§ **INPUT MATERIAL**:
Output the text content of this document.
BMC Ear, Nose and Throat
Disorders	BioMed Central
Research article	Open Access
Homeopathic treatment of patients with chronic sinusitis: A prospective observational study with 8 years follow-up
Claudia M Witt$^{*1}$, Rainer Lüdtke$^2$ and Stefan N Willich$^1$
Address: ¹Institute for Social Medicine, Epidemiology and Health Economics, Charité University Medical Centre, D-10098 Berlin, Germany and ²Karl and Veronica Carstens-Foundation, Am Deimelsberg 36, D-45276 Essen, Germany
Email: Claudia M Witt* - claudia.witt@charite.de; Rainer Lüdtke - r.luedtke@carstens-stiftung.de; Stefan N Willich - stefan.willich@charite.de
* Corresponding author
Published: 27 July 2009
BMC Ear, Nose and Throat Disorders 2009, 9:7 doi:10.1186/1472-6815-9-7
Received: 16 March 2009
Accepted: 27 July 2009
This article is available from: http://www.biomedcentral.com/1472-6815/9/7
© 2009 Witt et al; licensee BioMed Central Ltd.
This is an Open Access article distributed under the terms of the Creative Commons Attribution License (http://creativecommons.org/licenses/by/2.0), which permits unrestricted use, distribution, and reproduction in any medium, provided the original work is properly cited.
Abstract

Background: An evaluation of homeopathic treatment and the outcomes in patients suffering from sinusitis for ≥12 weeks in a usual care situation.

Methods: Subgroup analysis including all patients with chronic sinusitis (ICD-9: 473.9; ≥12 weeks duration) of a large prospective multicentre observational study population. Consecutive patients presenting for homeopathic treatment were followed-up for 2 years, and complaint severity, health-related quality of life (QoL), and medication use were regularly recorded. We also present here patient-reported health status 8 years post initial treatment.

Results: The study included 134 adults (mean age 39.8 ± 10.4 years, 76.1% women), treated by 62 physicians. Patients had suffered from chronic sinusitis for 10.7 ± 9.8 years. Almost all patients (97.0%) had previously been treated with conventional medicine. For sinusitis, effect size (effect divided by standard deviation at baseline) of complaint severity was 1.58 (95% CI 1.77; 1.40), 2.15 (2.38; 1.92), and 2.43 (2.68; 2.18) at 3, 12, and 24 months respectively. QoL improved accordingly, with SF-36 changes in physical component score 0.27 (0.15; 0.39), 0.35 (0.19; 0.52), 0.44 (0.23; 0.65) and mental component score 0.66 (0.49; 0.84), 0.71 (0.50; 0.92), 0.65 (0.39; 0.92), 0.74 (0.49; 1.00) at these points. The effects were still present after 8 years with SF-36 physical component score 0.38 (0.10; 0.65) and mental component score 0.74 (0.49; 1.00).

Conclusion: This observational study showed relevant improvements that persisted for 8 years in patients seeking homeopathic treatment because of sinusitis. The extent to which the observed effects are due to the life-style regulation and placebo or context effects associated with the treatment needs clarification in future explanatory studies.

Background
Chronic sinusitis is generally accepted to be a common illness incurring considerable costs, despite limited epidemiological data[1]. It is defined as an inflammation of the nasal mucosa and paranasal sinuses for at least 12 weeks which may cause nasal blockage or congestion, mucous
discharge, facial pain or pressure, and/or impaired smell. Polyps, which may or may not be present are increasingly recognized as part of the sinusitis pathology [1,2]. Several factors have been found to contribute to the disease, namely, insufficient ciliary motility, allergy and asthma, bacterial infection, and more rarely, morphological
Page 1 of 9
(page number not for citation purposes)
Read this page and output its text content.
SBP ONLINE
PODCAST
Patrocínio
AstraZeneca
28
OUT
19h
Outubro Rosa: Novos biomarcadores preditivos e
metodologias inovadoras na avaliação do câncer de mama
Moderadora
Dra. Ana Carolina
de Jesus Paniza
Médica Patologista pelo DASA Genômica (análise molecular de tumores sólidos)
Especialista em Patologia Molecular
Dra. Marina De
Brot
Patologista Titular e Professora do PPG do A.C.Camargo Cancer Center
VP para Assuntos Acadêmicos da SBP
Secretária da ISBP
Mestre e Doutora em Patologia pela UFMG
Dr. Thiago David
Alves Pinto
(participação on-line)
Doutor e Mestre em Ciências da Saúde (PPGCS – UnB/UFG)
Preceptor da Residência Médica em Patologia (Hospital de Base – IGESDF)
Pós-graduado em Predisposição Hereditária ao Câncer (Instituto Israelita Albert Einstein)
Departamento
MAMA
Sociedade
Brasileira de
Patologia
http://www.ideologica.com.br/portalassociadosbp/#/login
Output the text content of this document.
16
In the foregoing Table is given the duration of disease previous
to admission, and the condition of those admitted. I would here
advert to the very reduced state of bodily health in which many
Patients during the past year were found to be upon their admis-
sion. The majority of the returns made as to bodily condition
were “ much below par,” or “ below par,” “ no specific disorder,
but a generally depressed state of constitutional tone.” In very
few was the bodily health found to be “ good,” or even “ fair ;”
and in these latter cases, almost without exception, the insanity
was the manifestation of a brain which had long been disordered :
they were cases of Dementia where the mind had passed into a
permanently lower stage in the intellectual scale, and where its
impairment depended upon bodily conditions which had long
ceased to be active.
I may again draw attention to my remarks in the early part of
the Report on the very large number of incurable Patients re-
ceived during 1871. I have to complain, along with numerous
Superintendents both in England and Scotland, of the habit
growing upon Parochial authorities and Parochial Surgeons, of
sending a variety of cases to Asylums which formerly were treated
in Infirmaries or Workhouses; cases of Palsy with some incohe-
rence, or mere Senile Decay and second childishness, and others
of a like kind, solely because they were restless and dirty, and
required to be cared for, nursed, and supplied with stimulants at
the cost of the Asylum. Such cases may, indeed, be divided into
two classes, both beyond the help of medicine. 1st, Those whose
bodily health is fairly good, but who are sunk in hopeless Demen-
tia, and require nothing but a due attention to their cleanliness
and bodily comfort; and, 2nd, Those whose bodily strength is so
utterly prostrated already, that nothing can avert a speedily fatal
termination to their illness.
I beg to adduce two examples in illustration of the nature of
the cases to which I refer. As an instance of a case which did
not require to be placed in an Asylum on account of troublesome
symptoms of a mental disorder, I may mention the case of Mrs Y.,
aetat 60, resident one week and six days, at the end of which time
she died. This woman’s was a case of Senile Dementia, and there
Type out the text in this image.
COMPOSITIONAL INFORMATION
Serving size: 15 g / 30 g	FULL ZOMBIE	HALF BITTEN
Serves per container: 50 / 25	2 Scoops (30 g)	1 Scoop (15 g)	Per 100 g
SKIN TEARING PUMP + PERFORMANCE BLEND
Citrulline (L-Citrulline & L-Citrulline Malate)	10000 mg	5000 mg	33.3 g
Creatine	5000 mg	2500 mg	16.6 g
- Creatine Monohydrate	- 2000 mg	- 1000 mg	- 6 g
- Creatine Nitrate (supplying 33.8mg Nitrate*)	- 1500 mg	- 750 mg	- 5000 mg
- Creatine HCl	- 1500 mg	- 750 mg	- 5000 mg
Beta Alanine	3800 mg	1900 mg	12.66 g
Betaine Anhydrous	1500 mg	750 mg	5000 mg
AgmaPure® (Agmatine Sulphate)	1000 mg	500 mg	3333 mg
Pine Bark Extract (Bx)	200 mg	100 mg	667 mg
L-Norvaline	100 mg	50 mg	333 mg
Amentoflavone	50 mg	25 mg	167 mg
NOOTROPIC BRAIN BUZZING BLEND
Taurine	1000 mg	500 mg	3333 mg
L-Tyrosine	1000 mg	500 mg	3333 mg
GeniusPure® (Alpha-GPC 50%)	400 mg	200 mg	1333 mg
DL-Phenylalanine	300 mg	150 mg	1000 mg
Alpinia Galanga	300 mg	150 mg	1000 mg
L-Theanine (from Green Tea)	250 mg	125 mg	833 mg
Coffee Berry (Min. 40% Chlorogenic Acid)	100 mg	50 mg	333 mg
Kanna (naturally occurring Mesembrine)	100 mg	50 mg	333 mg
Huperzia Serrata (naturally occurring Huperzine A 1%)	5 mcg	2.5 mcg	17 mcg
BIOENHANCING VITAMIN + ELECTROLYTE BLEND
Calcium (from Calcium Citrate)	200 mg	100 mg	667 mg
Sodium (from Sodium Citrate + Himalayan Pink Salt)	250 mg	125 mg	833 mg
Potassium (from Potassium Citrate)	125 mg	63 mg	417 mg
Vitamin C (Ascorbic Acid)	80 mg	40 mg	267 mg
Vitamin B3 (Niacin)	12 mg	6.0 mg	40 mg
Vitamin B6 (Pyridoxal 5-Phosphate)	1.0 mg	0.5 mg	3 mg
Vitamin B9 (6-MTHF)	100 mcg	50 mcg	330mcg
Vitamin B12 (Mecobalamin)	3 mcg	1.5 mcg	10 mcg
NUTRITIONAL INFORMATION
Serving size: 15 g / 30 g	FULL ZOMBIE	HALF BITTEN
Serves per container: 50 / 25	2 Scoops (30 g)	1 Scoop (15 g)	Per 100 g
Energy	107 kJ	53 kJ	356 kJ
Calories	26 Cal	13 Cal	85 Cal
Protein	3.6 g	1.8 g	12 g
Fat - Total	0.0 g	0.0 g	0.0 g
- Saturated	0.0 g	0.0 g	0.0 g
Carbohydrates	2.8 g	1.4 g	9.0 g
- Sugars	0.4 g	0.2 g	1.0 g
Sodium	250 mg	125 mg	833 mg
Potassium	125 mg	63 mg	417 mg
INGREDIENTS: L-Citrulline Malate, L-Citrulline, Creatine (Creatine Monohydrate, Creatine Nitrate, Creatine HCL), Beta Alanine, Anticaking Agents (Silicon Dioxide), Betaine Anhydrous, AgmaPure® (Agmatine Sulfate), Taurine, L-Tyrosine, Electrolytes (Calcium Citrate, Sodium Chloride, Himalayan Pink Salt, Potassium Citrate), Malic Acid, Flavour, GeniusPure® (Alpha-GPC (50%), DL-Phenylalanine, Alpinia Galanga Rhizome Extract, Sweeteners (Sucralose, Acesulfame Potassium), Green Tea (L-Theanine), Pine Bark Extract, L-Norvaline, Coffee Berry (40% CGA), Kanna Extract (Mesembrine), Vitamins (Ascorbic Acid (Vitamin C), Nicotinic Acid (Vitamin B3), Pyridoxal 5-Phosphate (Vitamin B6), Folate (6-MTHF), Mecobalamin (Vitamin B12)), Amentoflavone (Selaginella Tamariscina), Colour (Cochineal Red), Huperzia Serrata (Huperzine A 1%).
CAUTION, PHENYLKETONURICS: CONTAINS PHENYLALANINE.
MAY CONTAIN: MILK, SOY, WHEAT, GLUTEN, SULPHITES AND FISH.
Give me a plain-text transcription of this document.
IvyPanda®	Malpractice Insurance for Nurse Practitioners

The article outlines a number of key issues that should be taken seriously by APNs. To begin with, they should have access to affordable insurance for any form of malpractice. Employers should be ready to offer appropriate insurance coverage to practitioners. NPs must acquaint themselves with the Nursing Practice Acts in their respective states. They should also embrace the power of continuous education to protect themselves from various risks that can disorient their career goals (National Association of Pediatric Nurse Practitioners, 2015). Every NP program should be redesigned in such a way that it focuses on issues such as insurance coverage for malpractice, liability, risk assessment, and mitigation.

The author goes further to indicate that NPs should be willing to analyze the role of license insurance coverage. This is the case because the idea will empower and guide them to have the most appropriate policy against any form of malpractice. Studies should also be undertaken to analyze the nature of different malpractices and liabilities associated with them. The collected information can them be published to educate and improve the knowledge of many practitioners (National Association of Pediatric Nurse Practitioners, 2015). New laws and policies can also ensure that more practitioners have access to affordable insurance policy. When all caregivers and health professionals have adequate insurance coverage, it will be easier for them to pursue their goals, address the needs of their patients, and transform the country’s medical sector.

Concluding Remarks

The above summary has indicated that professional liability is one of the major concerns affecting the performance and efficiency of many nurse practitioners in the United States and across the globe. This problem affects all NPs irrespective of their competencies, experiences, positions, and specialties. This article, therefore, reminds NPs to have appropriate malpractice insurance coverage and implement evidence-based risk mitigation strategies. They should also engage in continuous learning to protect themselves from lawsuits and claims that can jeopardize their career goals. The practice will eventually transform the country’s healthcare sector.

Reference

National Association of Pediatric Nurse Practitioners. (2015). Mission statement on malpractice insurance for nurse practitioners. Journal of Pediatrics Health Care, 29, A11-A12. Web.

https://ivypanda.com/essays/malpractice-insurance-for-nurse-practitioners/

§ **TASK DETAILS**: In the records above, find the lines containing "Agmatine" and copy them.

§ **WORKED SOLUTION**:
AgmaPure® (Agmatine Sulphate)	1000 mg	500 mg	3333 mg
INGREDIENTS: L-Citrulline Malate, L-Citrulline, Creatine (Creatine Monohydrate, Creatine Nitrate, Creatine HCL), Beta Alanine, Anticaking Agents (Silicon Dioxide), Betaine Anhydrous, AgmaPure® (Agmatine Sulfate), Taurine, L-Tyrosine, Electrolytes (Calcium Citrate, Sodium Chloride, Himalayan Pink Salt, Potassium Citrate), Malic Acid, Flavour, GeniusPure® (Alpha-GPC (50%), DL-Phenylalanine, Alpinia Galanga Rhizome Extract, Sweeteners (Sucralose, Acesulfame Potassium), Green Tea (L-Theanine), Pine Bark Extract, L-Norvaline, Coffee Berry (40% CGA), Kanna Extract (Mesembrine), Vitamins (Ascorbic Acid (Vitamin C), Nicotinic Acid (Vitamin B3), Pyridoxal 5-Phosphate (Vitamin B6), Folate (6-MTHF), Mecobalamin (Vitamin B12)), Amentoflavone (Selaginella Tamariscina), Colour (Cochineal Red), Huperzia Serrata (Huperzine A 1%).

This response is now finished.